QUOTED PASSAGE
------------------------
The system processes a single new observation, updates the cache in one forward pass, and then samples actions. This is fundamentally different from approaches that stack all past observations and run the entire stack through a vision model each step.

Benchmark highlights (qualitative summary):

TaskMemoryless BaselineFull-History BaselineMemoryWAM
Shell Game (real)Failed (no cup recall)Failed (latency too high)Success
Long-horizon pick-and-place (sim)Failed after ∼20 stepsWorked but high latencySuccess + low latency
GPU memory footprintLow (but fails)High (grows linearly)Low and constant

No exact numerical table was provided in the paper text, but the pattern is clear: MemoryWAM solves memory-dependent tasks with practical compute.

Why This Matters for Robotics

Many real-world robot tasks—like assembly, cooking, or warehouse sorting—require remembering what happened minutes ago. Current state-of-the-art vision-language-action models (VLAs) often assume the environment is Markovian (i.e., only the latest image matters), which breaks down when objects disappear behind obstacles, tools are used and set down, or sequences have dependencies separated in time.

MemoryWAM's approach is especially relevant for humanoid robots and warehouse robots that operate in complex, dynamic environments. A humanoid that can remember where it put a tool ten minutes ago doesn't need to re-scan the environment constantly. A warehouse robot that can track inventory handoffs across multiple stations benefits from persistent memory without exploding compute costs.

The practical inference speed means MemoryWAM can run on current-generation GPUs in real-time, making it deployable on used industrial robots retrofitted with modern controllers. For companies running used cobots for assembly tasks with long sequences, this memory-efficient architecture could enable automation of tasks that previously required human oversight.

Limitations and Open Questions

MemoryWAM inherits the fundamental limitations of video diffusion models: they struggle with high-level semantic reasoning and abstract task planning. The paper suggests that future work could combine MemoryWAM's memory system with a "System 2" reasoning model (like large language models) to handle tasks requiring logic, math, or natural language understanding.

Another open question is scalability: how well does the gist token compression work for tasks lasting hours or days? The experiments covered minutes-long tasks. The anchor frame selection policy (when to save an anchor) is hardcoded; learning this selection online could improve generalisation.
------------------------
EXERCISES TO COMPLETE
A. The MemoryWAM article names the situations in which the Markovian assumption of current vision-language-action models breaks down. List all of them.
B. Proceed with the MemoryWAM article, picking up right after its final sentence.

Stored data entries
------------------------
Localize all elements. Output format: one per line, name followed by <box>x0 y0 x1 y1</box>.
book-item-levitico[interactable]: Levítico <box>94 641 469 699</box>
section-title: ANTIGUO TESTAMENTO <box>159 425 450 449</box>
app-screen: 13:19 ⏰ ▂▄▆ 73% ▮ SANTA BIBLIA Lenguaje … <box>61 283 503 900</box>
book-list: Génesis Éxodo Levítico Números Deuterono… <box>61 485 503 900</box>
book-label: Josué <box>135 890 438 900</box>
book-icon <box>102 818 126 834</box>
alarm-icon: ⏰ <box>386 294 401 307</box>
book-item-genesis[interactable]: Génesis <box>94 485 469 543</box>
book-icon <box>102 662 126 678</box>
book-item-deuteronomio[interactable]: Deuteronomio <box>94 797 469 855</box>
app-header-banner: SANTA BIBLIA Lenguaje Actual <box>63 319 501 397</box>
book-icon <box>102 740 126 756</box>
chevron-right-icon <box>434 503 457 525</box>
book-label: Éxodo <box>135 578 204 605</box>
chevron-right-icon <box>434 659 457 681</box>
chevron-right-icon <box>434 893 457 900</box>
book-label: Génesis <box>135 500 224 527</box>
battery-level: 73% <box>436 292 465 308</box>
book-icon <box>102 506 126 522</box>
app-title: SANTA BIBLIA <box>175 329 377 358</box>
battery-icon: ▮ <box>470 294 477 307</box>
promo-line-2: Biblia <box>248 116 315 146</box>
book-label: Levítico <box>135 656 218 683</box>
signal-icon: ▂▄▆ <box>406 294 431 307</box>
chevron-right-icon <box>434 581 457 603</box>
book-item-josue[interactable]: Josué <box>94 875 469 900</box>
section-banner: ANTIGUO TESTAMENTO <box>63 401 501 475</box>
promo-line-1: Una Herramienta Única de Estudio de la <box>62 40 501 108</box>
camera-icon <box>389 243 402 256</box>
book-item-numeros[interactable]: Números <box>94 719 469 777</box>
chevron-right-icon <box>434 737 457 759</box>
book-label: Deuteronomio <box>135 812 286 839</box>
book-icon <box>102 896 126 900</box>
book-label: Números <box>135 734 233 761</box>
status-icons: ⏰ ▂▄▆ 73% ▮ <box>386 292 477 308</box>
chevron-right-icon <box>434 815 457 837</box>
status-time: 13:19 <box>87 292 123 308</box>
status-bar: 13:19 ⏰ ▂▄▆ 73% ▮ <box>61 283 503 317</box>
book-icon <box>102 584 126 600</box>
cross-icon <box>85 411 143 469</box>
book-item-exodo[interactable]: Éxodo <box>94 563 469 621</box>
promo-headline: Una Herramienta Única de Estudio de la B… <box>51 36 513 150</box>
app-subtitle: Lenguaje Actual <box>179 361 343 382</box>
------------------------
RESULTS IN ORDER
A.
- Objects disappear behind obstacles.
- Tools are used and set down.
- Sequences have dependencies separated in time.

B.
Finally, MemoryWAM was tested only on a single dual-arm platform with parallel grippers. Deploying on different robot morphologies or with dexterous hands may require retuning the memory configuration.

Frequently Asked Questions

What makes MemoryWAM different from earlier world action models? Earlier models either had no memory (failing on long-horizon tasks) or stored every past frame (becoming slow and memory-heavy). MemoryWAM uses a hybrid approach with a fixed-size memory that compresses history into anchor frames and gist tokens.

Does MemoryWAM require special hardware? No—it ran on standard GPUs in the experiments. The memory design is software-only and compatible with any robot that uses camera images and joint-level action outputs.

What tasks is MemoryWAM best suited for? Tasks where the robot must remember events that happened more than a few seconds ago, such as object tracking (Shell Game), multi-step assembly with occluded items, or long pick-and-place sequences.

Can MemoryWAM be combined with a language model for instruction following? The paper mentions that as future work. The current model accepts a task description as conditioning, but does not integrate a separate language reasoning loop.

Conclusion

MemoryWAM solves a critical bottleneck in long-horizon robotic manipulation: how to remember the past without paying the full computational price. By combining a sliding window, anchor frames, and compressed gist tokens, it achieves superior performance on memory-dependent tasks with real-time inference speeds. This brings world action models one step closer to practical deployment in factories and homes.